Exercise:
Judge whether each statement agrees with the text on WestWorld, answering yes or no and quoting the words that settle it: (a) WestWorld was released in the autumn of 2016; (b) the writer's father dislikes the Wild West genre; (c) the story comes from an idea by Michael Crichton.

Text under study:
-.-.-
Have you seen WestWorld? If not, then don’t read on. Even if you have, consider if you really wish to continue reading or not.
Some people choose to see the ugliness in this world. The disarray. I choose to see the beauty. To believe there is an order to our days, a purpose.
WestWorld was very hyped upon release in the autumn of 2016. I remember it well. I remember screenshots of cowboys with smartphones, and thought... hmm I don’t really fancy something based on an alternate reality Wild West - I’ve never really liked the genre for some reason, though my father absolutely loves it (probably why I don’t like it, draw your own conclusions from that). I recently gave it a go after about the 50th recommendation from my brother (he is very good serparating the wheat from the chaff), and was very pleasantly surprised. Actually, quite unpleasantly surprised. It’s harrowing. It’s one of those series that really gets under your skin... Breaking Bad style. If you’ve not seen Breaking Bad than that’s your problem, but I am not going to provide any spoilers in any case.
It’s a Michael Crichton idea, and I like his work so I wish I would have known about this first but I digress. The story takes place in a theme park (a la Jurassic Park... so what could possibly go wrong?) where the attraction is a Wild West in which the guests cannot be hurt, but can do anything they want to the “hosts” (entertainment). The hosts are completely realistic automatons (i.e. robots) with almost no way to distinguish their behaviour from that of a real human. Once again, we are questioning what it is to be human on TV, American TV no less, and this leads me to believe we are entering the Golden Age II or perhaps the Platinum Age of TV. Shows can be binged watched and the quality is higher than at any time in history. The general public are exposed to ideas making them question morality, right and wrong, their choices, their lives, the meaning of life, and asking big questions like “what is consciousness”—something the greatest minds in history have never answered. I also will not be answering that here, per se.
-.-.-
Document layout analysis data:
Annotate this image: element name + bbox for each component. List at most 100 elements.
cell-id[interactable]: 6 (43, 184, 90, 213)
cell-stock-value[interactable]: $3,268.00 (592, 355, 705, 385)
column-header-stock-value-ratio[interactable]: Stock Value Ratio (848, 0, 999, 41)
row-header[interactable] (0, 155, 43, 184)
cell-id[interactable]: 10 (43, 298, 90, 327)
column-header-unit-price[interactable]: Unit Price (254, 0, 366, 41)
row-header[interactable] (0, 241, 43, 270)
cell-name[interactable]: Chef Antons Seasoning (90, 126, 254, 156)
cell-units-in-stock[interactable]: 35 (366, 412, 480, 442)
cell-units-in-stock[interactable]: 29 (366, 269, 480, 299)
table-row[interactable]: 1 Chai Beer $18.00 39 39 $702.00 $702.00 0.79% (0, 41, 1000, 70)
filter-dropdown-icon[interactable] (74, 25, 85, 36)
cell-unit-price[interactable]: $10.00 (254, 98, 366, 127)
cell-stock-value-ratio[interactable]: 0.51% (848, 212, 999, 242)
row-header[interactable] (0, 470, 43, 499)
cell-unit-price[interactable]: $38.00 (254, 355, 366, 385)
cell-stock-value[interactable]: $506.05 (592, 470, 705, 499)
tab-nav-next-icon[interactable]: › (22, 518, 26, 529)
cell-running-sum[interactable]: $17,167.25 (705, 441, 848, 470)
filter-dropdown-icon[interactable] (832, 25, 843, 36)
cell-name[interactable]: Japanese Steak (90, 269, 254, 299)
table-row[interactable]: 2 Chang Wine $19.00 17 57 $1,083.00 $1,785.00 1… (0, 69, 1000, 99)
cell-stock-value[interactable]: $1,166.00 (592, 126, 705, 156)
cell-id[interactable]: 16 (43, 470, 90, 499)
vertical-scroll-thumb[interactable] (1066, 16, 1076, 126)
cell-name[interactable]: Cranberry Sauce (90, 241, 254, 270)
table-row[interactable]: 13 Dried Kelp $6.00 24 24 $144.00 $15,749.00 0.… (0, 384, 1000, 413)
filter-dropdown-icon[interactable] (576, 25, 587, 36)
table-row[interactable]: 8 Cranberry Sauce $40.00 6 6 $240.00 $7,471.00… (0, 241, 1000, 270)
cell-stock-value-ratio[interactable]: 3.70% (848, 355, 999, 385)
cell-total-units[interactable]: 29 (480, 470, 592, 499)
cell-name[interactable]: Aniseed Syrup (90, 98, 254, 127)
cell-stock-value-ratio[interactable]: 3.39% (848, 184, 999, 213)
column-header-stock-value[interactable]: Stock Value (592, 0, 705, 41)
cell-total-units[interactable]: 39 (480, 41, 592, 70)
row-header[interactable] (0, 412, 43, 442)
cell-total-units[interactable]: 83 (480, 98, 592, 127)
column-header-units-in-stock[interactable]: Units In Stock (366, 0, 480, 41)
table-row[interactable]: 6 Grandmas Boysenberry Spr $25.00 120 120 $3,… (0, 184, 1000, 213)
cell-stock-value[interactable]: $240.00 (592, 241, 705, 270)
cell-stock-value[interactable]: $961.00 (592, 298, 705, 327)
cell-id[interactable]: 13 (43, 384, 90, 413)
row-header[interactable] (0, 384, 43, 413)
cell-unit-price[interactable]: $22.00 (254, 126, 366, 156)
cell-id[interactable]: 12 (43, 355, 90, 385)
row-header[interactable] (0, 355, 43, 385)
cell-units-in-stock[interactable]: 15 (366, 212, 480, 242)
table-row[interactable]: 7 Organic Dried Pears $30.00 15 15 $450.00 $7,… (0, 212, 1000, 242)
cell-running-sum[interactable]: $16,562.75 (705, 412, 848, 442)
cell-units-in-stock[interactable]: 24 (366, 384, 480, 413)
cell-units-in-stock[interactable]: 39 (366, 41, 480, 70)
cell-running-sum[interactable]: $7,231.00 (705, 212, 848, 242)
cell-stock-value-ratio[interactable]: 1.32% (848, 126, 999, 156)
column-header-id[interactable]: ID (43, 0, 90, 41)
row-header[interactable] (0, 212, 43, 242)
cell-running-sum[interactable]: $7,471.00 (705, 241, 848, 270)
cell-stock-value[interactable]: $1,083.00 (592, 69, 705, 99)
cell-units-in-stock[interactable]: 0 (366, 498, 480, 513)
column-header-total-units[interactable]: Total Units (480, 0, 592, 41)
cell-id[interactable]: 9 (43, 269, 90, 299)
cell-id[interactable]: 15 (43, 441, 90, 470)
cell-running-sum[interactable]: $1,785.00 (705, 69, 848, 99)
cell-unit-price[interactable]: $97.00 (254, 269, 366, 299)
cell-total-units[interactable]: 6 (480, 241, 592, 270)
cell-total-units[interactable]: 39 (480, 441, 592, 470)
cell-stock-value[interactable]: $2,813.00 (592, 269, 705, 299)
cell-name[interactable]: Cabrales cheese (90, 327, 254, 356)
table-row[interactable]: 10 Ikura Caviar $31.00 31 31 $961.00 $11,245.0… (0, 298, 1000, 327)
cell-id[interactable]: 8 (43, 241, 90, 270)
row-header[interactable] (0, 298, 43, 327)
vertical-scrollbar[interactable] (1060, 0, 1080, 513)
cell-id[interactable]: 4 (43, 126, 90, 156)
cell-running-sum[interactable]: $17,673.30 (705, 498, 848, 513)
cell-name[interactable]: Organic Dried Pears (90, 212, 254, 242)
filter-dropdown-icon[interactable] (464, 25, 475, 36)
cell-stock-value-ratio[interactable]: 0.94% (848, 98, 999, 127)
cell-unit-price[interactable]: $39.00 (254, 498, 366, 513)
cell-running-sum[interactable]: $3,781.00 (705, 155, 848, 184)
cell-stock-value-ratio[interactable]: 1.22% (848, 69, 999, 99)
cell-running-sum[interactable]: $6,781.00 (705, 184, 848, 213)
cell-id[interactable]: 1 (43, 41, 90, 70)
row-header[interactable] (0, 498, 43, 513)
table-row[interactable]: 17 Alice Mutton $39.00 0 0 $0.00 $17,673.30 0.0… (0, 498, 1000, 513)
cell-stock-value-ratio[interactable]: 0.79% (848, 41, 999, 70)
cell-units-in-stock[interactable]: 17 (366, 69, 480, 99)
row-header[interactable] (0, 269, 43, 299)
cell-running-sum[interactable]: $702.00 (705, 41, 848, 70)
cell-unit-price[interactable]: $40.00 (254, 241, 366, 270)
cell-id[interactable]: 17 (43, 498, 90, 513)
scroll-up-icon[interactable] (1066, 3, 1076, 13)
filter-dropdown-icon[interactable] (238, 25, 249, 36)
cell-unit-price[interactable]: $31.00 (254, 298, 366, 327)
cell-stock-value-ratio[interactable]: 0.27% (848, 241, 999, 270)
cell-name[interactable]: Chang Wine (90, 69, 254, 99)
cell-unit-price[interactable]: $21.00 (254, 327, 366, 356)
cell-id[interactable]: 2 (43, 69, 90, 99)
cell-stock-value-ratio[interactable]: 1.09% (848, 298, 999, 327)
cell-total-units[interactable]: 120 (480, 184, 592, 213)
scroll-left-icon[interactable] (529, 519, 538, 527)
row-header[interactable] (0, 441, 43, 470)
-.-.-
Solution below:
(a) Yes: "WestWorld was very hyped upon release in the autumn of 2016."
(b) No: "though my father absolutely loves it"
(c) Yes: "It’s a Michael Crichton idea"